[Dataset entries]
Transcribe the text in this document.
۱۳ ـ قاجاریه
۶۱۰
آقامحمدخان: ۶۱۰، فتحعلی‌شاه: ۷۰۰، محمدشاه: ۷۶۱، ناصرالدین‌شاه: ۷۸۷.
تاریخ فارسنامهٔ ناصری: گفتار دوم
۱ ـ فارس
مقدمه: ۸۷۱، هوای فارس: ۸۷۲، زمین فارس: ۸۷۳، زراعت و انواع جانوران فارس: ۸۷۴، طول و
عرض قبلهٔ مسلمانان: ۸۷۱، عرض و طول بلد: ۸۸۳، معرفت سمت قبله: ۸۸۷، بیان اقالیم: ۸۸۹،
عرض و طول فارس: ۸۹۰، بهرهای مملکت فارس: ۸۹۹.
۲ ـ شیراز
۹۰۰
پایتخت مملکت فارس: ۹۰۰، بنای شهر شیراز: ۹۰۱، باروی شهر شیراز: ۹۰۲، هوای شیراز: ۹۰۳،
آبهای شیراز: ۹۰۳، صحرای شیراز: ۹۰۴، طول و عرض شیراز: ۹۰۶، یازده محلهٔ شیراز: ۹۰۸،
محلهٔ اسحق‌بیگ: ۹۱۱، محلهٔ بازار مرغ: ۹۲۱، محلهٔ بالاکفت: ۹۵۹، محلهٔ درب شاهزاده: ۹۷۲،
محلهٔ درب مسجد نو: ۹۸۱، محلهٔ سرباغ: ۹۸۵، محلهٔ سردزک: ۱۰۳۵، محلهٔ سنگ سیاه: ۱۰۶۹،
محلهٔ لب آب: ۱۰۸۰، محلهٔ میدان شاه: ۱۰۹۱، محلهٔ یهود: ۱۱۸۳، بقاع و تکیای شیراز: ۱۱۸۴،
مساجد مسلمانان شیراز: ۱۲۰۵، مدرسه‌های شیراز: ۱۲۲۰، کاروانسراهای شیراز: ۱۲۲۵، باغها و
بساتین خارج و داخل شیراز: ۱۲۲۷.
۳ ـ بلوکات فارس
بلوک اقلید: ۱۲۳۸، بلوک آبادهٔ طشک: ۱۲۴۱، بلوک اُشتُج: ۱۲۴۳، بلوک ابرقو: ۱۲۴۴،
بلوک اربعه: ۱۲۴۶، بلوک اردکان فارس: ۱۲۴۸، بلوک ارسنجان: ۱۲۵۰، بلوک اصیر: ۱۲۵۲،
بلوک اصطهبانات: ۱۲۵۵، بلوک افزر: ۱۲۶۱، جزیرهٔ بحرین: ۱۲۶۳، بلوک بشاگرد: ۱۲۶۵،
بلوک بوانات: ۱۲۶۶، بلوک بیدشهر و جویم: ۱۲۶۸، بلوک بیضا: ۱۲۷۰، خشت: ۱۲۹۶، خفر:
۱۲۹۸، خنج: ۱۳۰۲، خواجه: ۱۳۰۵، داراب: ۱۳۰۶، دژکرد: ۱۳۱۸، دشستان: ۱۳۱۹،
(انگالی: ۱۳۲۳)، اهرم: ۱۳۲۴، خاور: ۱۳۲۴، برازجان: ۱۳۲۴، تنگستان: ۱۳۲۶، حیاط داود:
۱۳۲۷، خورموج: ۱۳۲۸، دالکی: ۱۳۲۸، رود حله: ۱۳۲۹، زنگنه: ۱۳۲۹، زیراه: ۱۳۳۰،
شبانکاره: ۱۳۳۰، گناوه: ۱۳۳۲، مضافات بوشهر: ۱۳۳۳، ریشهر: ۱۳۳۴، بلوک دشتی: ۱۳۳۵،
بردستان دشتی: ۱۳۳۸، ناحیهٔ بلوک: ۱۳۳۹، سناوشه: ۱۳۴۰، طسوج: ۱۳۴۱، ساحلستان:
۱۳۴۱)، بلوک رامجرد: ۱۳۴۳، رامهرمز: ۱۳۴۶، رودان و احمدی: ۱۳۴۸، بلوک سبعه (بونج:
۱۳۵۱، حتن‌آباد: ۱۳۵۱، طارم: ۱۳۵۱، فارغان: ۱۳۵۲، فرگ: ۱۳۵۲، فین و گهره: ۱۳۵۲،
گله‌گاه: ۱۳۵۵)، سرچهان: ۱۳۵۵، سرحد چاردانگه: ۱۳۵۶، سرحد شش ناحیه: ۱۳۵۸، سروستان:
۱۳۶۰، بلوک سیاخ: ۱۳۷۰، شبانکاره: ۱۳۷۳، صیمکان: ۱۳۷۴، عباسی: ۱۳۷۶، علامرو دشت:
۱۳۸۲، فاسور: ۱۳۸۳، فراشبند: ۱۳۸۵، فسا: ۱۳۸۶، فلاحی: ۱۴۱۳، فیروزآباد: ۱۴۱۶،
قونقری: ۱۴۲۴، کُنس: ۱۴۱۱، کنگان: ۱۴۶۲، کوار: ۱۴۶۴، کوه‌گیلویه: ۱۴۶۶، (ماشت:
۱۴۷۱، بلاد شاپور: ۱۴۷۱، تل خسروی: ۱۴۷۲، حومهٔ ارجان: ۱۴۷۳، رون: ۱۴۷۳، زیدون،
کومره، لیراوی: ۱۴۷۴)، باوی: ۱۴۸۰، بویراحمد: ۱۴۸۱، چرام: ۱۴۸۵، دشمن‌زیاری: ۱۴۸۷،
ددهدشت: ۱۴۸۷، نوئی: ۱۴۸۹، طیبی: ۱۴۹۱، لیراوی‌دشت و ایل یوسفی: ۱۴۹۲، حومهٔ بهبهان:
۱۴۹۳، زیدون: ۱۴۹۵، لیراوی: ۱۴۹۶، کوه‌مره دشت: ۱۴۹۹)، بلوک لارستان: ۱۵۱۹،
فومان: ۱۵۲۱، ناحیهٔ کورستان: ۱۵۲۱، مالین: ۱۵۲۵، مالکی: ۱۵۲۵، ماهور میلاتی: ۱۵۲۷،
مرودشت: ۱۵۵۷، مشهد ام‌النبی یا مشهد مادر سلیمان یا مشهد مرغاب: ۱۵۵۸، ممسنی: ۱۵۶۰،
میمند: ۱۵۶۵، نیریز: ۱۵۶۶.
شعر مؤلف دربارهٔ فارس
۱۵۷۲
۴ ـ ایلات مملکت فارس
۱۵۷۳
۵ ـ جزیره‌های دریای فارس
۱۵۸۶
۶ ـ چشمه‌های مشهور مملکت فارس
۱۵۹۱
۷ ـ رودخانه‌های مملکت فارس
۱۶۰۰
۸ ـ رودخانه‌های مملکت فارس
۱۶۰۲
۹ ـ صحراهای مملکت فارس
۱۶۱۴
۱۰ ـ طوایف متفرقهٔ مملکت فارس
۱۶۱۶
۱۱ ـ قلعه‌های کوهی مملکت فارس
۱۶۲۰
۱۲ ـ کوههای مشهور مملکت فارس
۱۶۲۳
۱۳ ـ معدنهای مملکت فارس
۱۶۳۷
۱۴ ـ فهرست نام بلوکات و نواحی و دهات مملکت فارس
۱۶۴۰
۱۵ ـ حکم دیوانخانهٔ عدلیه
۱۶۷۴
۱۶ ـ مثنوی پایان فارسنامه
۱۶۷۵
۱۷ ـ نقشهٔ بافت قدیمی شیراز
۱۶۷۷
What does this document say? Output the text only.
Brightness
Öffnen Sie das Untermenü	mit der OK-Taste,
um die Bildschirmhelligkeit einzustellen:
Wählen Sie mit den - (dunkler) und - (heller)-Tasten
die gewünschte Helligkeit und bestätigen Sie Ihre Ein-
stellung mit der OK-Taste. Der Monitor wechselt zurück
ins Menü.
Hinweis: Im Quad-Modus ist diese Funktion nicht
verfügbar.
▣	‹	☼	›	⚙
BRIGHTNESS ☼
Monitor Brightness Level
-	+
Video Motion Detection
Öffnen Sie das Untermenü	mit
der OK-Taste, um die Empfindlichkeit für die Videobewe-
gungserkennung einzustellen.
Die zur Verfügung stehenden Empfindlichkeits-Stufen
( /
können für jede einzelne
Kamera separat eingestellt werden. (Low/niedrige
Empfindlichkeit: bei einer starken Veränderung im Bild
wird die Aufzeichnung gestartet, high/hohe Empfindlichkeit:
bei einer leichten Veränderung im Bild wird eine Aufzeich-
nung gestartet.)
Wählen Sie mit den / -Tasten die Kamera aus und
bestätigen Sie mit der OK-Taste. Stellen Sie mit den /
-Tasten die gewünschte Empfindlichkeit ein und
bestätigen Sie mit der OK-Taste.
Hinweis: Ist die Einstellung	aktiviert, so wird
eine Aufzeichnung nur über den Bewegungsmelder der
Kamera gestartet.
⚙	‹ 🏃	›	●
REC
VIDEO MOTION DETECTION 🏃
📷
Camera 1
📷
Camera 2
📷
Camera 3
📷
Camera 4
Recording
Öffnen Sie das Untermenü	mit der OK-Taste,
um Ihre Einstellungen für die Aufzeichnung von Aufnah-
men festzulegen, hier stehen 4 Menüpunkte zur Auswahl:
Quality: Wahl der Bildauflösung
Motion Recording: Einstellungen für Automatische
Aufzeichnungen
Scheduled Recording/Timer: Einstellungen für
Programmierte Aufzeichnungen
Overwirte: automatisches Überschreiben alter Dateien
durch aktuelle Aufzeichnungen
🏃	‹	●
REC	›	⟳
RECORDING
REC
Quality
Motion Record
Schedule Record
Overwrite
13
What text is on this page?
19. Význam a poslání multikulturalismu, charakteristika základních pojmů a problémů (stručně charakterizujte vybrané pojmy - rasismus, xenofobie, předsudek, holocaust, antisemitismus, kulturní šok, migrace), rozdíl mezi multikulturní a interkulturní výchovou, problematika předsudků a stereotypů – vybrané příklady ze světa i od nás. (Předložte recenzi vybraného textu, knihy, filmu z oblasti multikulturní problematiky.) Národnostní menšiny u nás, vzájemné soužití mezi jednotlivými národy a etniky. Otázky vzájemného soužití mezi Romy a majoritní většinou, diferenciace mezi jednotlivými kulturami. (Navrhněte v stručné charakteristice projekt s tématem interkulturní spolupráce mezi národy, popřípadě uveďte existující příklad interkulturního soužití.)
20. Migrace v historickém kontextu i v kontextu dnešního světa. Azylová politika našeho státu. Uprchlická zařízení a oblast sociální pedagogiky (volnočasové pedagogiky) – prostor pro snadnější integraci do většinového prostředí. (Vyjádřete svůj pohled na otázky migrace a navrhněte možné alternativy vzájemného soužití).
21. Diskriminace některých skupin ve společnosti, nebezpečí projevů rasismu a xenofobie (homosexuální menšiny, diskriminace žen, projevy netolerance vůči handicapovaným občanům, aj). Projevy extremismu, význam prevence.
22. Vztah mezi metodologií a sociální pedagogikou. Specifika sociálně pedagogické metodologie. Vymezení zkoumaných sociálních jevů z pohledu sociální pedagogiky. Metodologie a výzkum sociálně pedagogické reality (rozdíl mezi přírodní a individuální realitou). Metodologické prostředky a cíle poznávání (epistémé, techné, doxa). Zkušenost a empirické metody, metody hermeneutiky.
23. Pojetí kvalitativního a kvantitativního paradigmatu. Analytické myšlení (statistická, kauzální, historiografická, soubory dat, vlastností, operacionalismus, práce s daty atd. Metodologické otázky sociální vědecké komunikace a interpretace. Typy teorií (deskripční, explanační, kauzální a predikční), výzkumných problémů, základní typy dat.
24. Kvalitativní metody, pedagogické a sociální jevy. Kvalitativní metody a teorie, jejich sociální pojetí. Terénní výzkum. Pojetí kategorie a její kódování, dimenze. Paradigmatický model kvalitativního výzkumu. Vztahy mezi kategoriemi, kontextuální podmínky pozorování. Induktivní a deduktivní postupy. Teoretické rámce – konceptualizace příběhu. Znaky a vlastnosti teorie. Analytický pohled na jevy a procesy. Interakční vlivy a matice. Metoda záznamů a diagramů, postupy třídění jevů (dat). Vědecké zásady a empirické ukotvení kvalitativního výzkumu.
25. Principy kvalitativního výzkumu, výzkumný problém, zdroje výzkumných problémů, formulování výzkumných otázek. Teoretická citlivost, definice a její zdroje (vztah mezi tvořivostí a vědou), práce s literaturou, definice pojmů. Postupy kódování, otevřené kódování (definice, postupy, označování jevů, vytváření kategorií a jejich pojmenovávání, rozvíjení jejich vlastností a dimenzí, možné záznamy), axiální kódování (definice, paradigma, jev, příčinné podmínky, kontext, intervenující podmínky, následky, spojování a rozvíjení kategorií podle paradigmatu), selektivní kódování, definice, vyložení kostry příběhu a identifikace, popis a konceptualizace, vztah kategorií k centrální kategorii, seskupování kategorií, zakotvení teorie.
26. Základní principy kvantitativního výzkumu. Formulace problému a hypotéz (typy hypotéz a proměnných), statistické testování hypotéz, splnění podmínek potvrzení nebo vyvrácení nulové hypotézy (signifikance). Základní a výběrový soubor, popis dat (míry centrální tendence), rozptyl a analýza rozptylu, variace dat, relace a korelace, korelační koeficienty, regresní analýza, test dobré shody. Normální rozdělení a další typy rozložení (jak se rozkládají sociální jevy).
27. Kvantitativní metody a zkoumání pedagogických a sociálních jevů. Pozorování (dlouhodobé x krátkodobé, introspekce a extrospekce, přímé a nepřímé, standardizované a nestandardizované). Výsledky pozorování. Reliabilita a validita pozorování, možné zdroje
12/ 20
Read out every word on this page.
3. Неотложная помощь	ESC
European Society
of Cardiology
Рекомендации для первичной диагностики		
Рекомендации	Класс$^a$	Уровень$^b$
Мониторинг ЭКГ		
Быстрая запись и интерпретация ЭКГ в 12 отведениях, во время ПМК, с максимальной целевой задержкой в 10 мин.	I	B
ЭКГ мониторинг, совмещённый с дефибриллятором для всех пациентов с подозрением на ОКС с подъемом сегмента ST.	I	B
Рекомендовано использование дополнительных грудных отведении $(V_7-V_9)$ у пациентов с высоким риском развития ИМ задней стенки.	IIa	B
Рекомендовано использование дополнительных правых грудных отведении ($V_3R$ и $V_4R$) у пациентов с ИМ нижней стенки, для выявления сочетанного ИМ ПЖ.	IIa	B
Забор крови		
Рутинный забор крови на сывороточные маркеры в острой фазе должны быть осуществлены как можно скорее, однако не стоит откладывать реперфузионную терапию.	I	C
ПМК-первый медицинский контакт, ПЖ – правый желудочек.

▸ Task brief:
Find the word "حومه" in the data and copy out each line where it turns up.

▸ Task output:
۱۴۷۱، بلاد شاپور: ۱۴۷۱، تل خسروی: ۱۴۷۲، حومهٔ ارجان: ۱۴۷۳، رون: ۱۴۷۳، زیدون،
ددهدشت: ۱۴۸۷، نوئی: ۱۴۸۹، طیبی: ۱۴۹۱، لیراوی‌دشت و ایل یوسفی: ۱۴۹۲، حومهٔ بهبهان:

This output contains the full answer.